* _Task requirements_
Identify and copy all lines of the material where the string "ràng" is found.

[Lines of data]
━━━━━━━━━━━━━━━━━━━━━━━━━━━━━━
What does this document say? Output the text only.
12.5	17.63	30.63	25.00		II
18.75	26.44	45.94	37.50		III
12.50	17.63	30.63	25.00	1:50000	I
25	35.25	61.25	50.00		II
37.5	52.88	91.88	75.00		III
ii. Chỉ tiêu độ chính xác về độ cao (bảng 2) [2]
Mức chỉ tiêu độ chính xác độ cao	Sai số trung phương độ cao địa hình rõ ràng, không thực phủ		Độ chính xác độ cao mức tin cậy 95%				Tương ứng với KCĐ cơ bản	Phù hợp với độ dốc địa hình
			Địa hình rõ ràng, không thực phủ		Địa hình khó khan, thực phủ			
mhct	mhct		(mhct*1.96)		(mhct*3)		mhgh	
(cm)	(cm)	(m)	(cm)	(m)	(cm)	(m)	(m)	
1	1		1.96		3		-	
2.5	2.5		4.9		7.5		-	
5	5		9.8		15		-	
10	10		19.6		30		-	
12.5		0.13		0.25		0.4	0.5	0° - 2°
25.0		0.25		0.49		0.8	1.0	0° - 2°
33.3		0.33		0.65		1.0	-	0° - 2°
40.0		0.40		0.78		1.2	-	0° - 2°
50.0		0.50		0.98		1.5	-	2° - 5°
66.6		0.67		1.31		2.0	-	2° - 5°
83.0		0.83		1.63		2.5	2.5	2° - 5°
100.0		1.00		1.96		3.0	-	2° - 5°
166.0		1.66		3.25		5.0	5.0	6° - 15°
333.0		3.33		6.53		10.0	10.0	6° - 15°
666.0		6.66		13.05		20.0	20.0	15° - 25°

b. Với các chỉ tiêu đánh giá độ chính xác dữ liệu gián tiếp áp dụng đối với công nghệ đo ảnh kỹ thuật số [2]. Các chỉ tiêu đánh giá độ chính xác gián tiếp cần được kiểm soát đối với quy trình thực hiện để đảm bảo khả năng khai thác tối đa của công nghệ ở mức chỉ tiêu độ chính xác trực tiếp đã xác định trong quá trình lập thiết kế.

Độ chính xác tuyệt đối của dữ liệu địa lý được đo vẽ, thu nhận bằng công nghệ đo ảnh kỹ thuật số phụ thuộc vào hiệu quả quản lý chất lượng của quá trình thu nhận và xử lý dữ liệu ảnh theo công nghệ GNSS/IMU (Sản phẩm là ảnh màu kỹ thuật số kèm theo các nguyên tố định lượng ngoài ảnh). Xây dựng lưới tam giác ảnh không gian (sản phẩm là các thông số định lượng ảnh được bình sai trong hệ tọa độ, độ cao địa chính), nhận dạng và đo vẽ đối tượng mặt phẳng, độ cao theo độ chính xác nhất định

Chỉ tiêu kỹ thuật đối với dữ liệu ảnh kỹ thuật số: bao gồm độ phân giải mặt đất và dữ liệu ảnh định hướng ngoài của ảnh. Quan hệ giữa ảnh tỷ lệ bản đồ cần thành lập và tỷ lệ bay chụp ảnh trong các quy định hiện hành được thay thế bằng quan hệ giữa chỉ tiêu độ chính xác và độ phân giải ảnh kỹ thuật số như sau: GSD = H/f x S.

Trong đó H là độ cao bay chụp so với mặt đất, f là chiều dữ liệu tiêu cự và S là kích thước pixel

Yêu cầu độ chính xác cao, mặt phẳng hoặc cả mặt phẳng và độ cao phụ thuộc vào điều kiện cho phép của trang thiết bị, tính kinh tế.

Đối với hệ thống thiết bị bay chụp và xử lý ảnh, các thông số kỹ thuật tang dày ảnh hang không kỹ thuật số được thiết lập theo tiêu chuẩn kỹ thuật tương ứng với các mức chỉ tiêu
━━━━━━━━━━━━━━━━━━━━━━━━━━━━━━
* _Expected answer_
Mức chỉ tiêu độ chính xác độ cao	Sai số trung phương độ cao địa hình rõ ràng, không thực phủ		Độ chính xác độ cao mức tin cậy 95%				Tương ứng với KCĐ cơ bản	Phù hợp với độ dốc địa hình
			Địa hình rõ ràng, không thực phủ		Địa hình khó khan, thực phủ			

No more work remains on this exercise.